◆ **Required task**: Gather all lines in the data that hold the string "Function".

++++ Supplied material

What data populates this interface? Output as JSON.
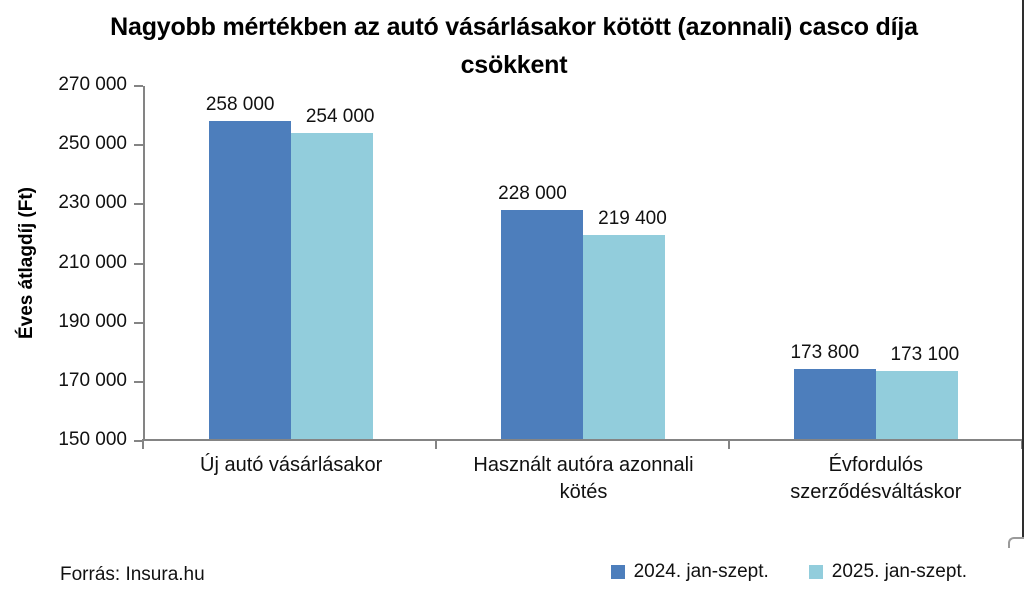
{
  "page": {
    "source_note": "Forrás: Insura.hu"
  },
  "chart_data": {
    "type": "bar",
    "title": "Nagyobb mértékben az autó vásárlásakor kötött (azonnali) casco díja csökkent",
    "xlabel": "",
    "ylabel": "Éves átlagdíj (Ft)",
    "ylim": [
      150000,
      270000
    ],
    "ytick_step": 20000,
    "yticks": [
      {
        "value": 270000,
        "label": "270 000"
      },
      {
        "value": 250000,
        "label": "250 000"
      },
      {
        "value": 230000,
        "label": "230 000"
      },
      {
        "value": 210000,
        "label": "210 000"
      },
      {
        "value": 190000,
        "label": "190 000"
      },
      {
        "value": 170000,
        "label": "170 000"
      },
      {
        "value": 150000,
        "label": "150 000"
      }
    ],
    "categories": [
      "Új autó vásárlásakor",
      "Használt autóra azonnali kötés",
      "Évfordulós szerződésváltáskor"
    ],
    "series": [
      {
        "name": "2024. jan-szept.",
        "color": "#4D7EBC",
        "values": [
          258000,
          228000,
          173800
        ],
        "value_labels": [
          "258 000",
          "228 000",
          "173 800"
        ]
      },
      {
        "name": "2025. jan-szept.",
        "color": "#92CDDC",
        "values": [
          254000,
          219400,
          173100
        ],
        "value_labels": [
          "254 000",
          "219 400",
          "173 100"
        ]
      }
    ],
    "grid": false,
    "legend_position": "bottom-right",
    "axis_color": "#848484"
  }
}
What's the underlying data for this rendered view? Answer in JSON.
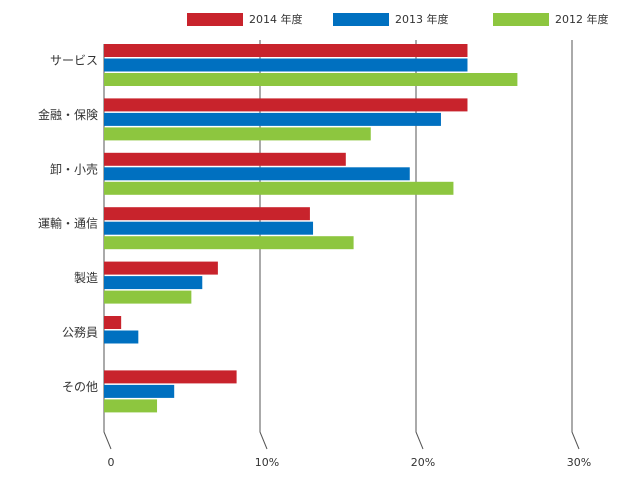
{
  "chart_data": {
    "type": "bar",
    "orientation": "horizontal",
    "categories": [
      "サービス",
      "金融・保険",
      "卸・小売",
      "運輸・通信",
      "製造",
      "公務員",
      "その他"
    ],
    "series": [
      {
        "name": "2014 年度",
        "color": "#c8232c",
        "values": [
          23.3,
          23.3,
          15.5,
          13.2,
          7.3,
          1.1,
          8.5
        ]
      },
      {
        "name": "2013 年度",
        "color": "#0070c0",
        "values": [
          23.3,
          21.6,
          19.6,
          13.4,
          6.3,
          2.2,
          4.5
        ]
      },
      {
        "name": "2012 年度",
        "color": "#8dc63f",
        "values": [
          26.5,
          17.1,
          22.4,
          16.0,
          5.6,
          null,
          3.4
        ]
      }
    ],
    "x_ticks": [
      "0",
      "10%",
      "20%",
      "30%"
    ],
    "xlim": [
      0,
      30
    ],
    "grid": true,
    "legend_position": "top"
  }
}
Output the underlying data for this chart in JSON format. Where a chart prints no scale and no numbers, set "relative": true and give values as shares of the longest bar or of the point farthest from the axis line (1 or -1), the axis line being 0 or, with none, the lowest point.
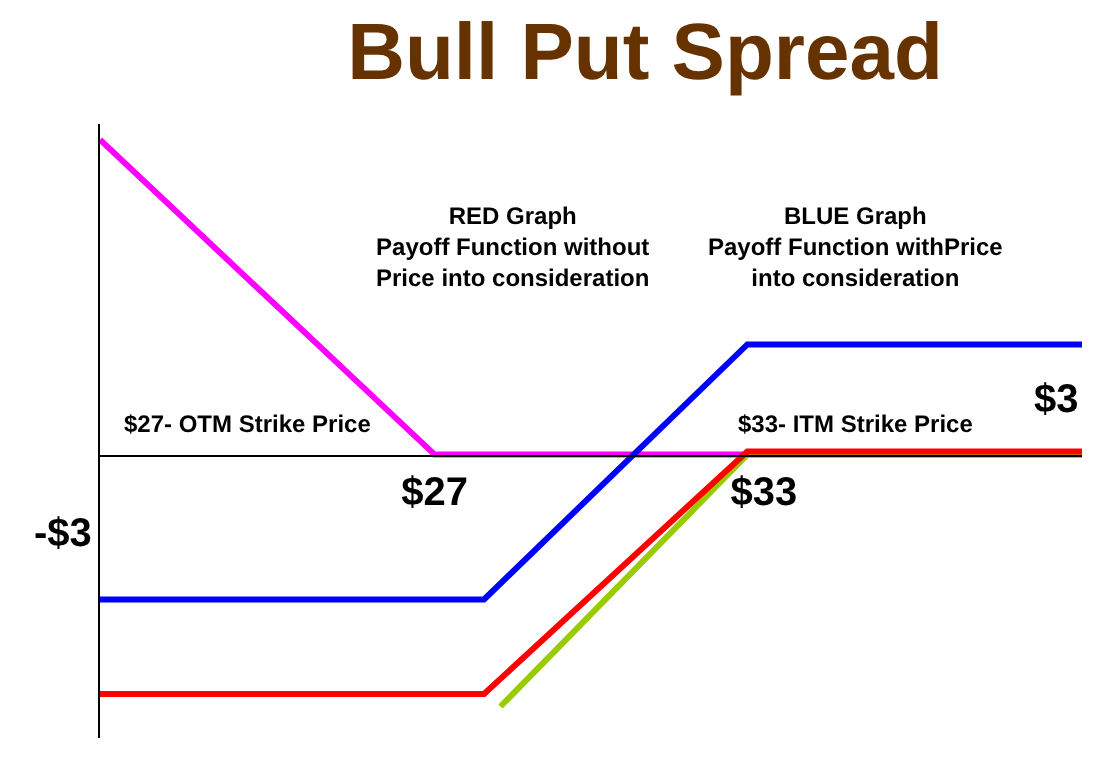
{
  "chart_data": {
    "type": "line",
    "title": "Bull Put Spread",
    "relative": true,
    "xlim": [
      20.9,
      38.8
    ],
    "xticks": [
      {
        "value": 27,
        "label": "$27"
      },
      {
        "value": 33,
        "label": "$33"
      }
    ],
    "series": [
      {
        "color": "#ff00ff",
        "x": [
          20.9,
          27,
          38.8
        ],
        "values": [
          1,
          0,
          0
        ]
      },
      {
        "color": "#0000ff",
        "x": [
          20.9,
          27.9,
          32.7,
          38.8
        ],
        "values": [
          -0.46,
          -0.46,
          0.35,
          0.35
        ]
      },
      {
        "color": "#99cc00",
        "x": [
          28.2,
          32.7,
          38.8
        ],
        "values": [
          -0.8,
          0,
          0
        ]
      },
      {
        "color": "#ff0000",
        "x": [
          20.9,
          27.9,
          32.7,
          38.8
        ],
        "values": [
          -0.76,
          -0.76,
          0.01,
          0.01
        ]
      }
    ],
    "annotations": [
      "RED Graph\nPayoff Function without\nPrice into consideration",
      "BLUE Graph\nPayoff Function withPrice\ninto consideration",
      "$27- OTM Strike Price",
      "$33- ITM Strike Price",
      "-$3",
      "$3"
    ],
    "legend": false,
    "marker": "none",
    "line_style": "solid"
  }
}
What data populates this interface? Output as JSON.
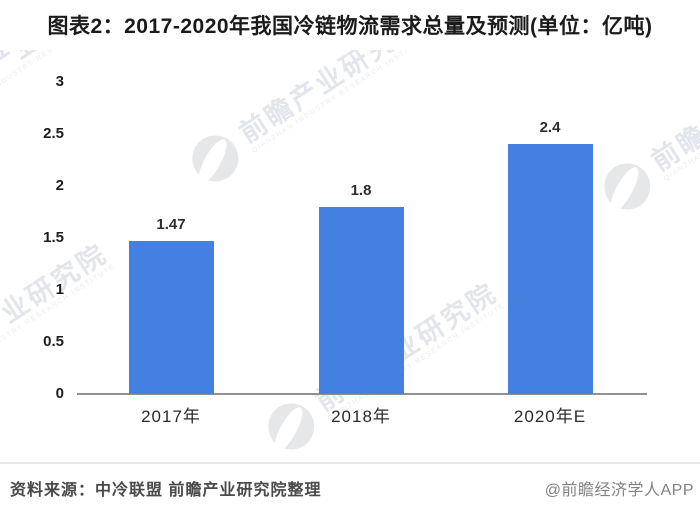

++++++++

◆ **Solution to the problem**:
      "RED Graph\nPayoff Function without\nPrice into consideration",
      "BLUE Graph\nPayoff Function withPrice\ninto consideration",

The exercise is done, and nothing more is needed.